## BRIEF
Extract the complete data exactly as given.

## RECORDS FOR PROCESSING
Begin

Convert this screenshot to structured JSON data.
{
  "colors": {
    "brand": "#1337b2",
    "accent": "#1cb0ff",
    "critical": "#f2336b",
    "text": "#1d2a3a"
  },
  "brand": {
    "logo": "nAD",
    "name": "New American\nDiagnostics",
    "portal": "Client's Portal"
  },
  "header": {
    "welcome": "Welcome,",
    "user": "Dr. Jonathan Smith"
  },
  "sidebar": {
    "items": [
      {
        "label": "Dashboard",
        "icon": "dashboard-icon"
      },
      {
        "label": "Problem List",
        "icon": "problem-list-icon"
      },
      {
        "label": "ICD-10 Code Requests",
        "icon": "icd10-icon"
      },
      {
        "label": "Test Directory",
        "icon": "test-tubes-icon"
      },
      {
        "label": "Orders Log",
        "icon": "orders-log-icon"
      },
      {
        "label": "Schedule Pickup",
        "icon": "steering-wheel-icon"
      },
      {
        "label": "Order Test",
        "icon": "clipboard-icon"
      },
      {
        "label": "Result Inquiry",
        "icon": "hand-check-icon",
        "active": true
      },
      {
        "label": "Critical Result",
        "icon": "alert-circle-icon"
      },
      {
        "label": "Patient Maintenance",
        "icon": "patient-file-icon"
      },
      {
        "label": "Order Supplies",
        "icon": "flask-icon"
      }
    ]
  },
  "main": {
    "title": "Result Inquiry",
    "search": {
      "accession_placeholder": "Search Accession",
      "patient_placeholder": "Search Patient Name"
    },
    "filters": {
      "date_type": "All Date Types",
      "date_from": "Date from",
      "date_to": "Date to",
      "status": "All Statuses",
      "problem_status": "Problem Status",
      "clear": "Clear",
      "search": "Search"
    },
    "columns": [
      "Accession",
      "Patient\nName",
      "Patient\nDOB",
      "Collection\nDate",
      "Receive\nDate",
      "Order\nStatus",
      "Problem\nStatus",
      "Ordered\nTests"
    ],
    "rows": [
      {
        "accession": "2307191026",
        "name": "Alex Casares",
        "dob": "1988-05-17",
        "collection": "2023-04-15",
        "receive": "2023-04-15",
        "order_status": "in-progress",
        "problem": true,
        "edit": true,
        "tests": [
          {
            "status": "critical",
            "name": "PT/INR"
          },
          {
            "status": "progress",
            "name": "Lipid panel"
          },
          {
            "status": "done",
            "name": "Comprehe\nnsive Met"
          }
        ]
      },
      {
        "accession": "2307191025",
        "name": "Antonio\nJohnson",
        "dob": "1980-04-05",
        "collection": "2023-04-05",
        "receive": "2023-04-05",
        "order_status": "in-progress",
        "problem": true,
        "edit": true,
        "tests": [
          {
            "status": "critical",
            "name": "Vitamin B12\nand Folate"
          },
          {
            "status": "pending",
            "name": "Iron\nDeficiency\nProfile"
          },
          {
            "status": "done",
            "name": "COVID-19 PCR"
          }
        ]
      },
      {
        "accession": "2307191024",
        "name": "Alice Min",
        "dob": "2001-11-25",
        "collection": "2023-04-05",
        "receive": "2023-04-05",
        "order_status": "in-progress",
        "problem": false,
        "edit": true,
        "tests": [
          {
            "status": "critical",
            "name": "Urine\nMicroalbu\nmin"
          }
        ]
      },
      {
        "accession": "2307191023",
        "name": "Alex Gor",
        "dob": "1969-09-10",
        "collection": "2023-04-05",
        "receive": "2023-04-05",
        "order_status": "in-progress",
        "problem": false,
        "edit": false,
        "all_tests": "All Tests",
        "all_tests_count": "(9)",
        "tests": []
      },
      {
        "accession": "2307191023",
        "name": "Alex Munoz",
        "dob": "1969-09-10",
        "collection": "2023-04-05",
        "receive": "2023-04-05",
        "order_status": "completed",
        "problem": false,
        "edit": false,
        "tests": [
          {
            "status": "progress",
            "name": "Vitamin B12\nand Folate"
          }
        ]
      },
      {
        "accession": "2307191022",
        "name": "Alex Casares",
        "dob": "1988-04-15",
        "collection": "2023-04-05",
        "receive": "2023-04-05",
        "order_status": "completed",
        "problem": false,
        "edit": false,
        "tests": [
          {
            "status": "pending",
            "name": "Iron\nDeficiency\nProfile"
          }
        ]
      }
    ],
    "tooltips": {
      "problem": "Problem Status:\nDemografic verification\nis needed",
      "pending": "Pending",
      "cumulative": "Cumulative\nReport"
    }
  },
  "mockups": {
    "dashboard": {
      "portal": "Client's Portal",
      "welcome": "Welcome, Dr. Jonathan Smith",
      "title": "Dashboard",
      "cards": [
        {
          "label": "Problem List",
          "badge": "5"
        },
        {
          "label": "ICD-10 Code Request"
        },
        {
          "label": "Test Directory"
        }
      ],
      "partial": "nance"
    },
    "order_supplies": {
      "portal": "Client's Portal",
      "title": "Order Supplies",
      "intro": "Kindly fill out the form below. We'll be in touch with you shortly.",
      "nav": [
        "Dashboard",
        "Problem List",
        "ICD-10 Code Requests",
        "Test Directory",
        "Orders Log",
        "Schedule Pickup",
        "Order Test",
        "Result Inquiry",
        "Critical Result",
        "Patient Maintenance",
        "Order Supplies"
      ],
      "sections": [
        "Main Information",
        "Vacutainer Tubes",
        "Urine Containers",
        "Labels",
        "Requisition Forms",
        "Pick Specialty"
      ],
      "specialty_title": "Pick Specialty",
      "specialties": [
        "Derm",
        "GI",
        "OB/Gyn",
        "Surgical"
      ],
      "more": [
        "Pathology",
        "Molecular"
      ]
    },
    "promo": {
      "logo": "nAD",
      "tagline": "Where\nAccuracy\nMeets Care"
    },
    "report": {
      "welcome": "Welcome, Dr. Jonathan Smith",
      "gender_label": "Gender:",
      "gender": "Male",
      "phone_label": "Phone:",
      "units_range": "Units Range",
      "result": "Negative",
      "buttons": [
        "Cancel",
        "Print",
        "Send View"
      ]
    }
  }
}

End

## RESPONSE
Convert this screenshot to structured JSON data.
{
  "colors": {
    "brand": "#1337b2",
    "accent": "#1cb0ff",
    "critical": "#f2336b",
    "text": "#1d2a3a"
  },
  "brand": {
    "logo": "nAD",
    "name": "New American\nDiagnostics",
    "portal": "Client's Portal"
  },
  "header": {
    "welcome": "Welcome,",
    "user": "Dr. Jonathan Smith"
  },
  "sidebar": {
    "items": [
      {
        "label": "Dashboard",
        "icon": "dashboard-icon"
      },
      {
        "label": "Problem List",
        "icon": "problem-list-icon"
      },
      {
        "label": "ICD-10 Code Requests",
        "icon": "icd10-icon"
      },
      {
        "label": "Test Directory",
        "icon": "test-tubes-icon"
      },
      {
        "label": "Orders Log",
        "icon": "orders-log-icon"
      },
      {
        "label": "Schedule Pickup",
        "icon": "steering-wheel-icon"
      },
      {
        "label": "Order Test",
        "icon": "clipboard-icon"
      },
      {
        "label": "Result Inquiry",
        "icon": "hand-check-icon",
        "active": true
      },
      {
        "label": "Critical Result",
        "icon": "alert-circle-icon"
      },
      {
        "label": "Patient Maintenance",
        "icon": "patient-file-icon"
      },
      {
        "label": "Order Supplies",
        "icon": "flask-icon"
      }
    ]
  },
  "main": {
    "title": "Result Inquiry",
    "search": {
      "accession_placeholder": "Search Accession",
      "patient_placeholder": "Search Patient Name"
    },
    "filters": {
      "date_type": "All Date Types",
      "date_from": "Date from",
      "date_to": "Date to",
      "status": "All Statuses",
      "problem_status": "Problem Status",
      "clear": "Clear",
      "search": "Search"
    },
    "columns": [
      "Accession",
      "Patient\nName",
      "Patient\nDOB",
      "Collection\nDate",
      "Receive\nDate",
      "Order\nStatus",
      "Problem\nStatus",
      "Ordered\nTests"
    ],
    "rows": [
      {
        "accession": "2307191026",
        "name": "Alex Casares",
        "dob": "1988-05-17",
        "collection": "2023-04-15",
        "receive": "2023-04-15",
        "order_status": "in-progress",
        "problem": true,
        "edit": true,
        "tests": [
          {
            "status": "critical",
            "name": "PT/INR"
          },
          {
            "status": "progress",
            "name": "Lipid panel"
          },
          {
            "status": "done",
            "name": "Comprehe\nnsive Met"
          }
        ]
      },
      {
        "accession": "2307191025",
        "name": "Antonio\nJohnson",
        "dob": "1980-04-05",
        "collection": "2023-04-05",
        "receive": "2023-04-05",
        "order_status": "in-progress",
        "problem": true,
        "edit": true,
        "tests": [
          {
            "status": "critical",
            "name": "Vitamin B12\nand Folate"
          },
          {
            "status": "pending",
            "name": "Iron\nDeficiency\nProfile"
          },
          {
            "status": "done",
            "name": "COVID-19 PCR"
          }
        ]
      },
      {
        "accession": "2307191024",
        "name": "Alice Min",
        "dob": "2001-11-25",
        "collection": "2023-04-05",
        "receive": "2023-04-05",
        "order_status": "in-progress",
        "problem": false,
        "edit": true,
        "tests": [
          {
            "status": "critical",
            "name": "Urine\nMicroalbu\nmin"
          }
        ]
      },
      {
        "accession": "2307191023",
        "name": "Alex Gor",
        "dob": "1969-09-10",
        "collection": "2023-04-05",
        "receive": "2023-04-05",
        "order_status": "in-progress",
        "problem": false,
        "edit": false,
        "all_tests": "All Tests",
        "all_tests_count": "(9)",
        "tests": []
      },
      {
        "accession": "2307191023",
        "name": "Alex Munoz",
        "dob": "1969-09-10",
        "collection": "2023-04-05",
        "receive": "2023-04-05",
        "order_status": "completed",
        "problem": false,
        "edit": false,
        "tests": [
          {
            "status": "progress",
            "name": "Vitamin B12\nand Folate"
          }
        ]
      },
      {
        "accession": "2307191022",
        "name": "Alex Casares",
        "dob": "1988-04-15",
        "collection": "2023-04-05",
        "receive": "2023-04-05",
        "order_status": "completed",
        "problem": false,
        "edit": false,
        "tests": [
          {
            "status": "pending",
            "name": "Iron\nDeficiency\nProfile"
          }
        ]
      }
    ],
    "tooltips": {
      "problem": "Problem Status:\nDemografic verification\nis needed",
      "pending": "Pending",
      "cumulative": "Cumulative\nReport"
    }
  },
  "mockups": {
    "dashboard": {
      "portal": "Client's Portal",
      "welcome": "Welcome, Dr. Jonathan Smith",
      "title": "Dashboard",
      "cards": [
        {
          "label": "Problem List",
          "badge": "5"
        },
        {
          "label": "ICD-10 Code Request"
        },
        {
          "label": "Test Directory"
        }
      ],
      "partial": "nance"
    },
    "order_supplies": {
      "portal": "Client's Portal",
      "title": "Order Supplies",
      "intro": "Kindly fill out the form below. We'll be in touch with you shortly.",
      "nav": [
        "Dashboard",
        "Problem List",
        "ICD-10 Code Requests",
        "Test Directory",
        "Orders Log",
        "Schedule Pickup",
        "Order Test",
        "Result Inquiry",
        "Critical Result",
        "Patient Maintenance",
        "Order Supplies"
      ],
      "sections": [
        "Main Information",
        "Vacutainer Tubes",
        "Urine Containers",
        "Labels",
        "Requisition Forms",
        "Pick Specialty"
      ],
      "specialty_title": "Pick Specialty",
      "specialties": [
        "Derm",
        "GI",
        "OB/Gyn",
        "Surgical"
      ],
      "more": [
        "Pathology",
        "Molecular"
      ]
    },
    "promo": {
      "logo": "nAD",
      "tagline": "Where\nAccuracy\nMeets Care"
    },
    "report": {
      "welcome": "Welcome, Dr. Jonathan Smith",
      "gender_label": "Gender:",
      "gender": "Male",
      "phone_label": "Phone:",
      "units_range": "Units Range",
      "result": "Negative",
      "buttons": [
        "Cancel",
        "Print",
        "Send View"
      ]
    }
  }
}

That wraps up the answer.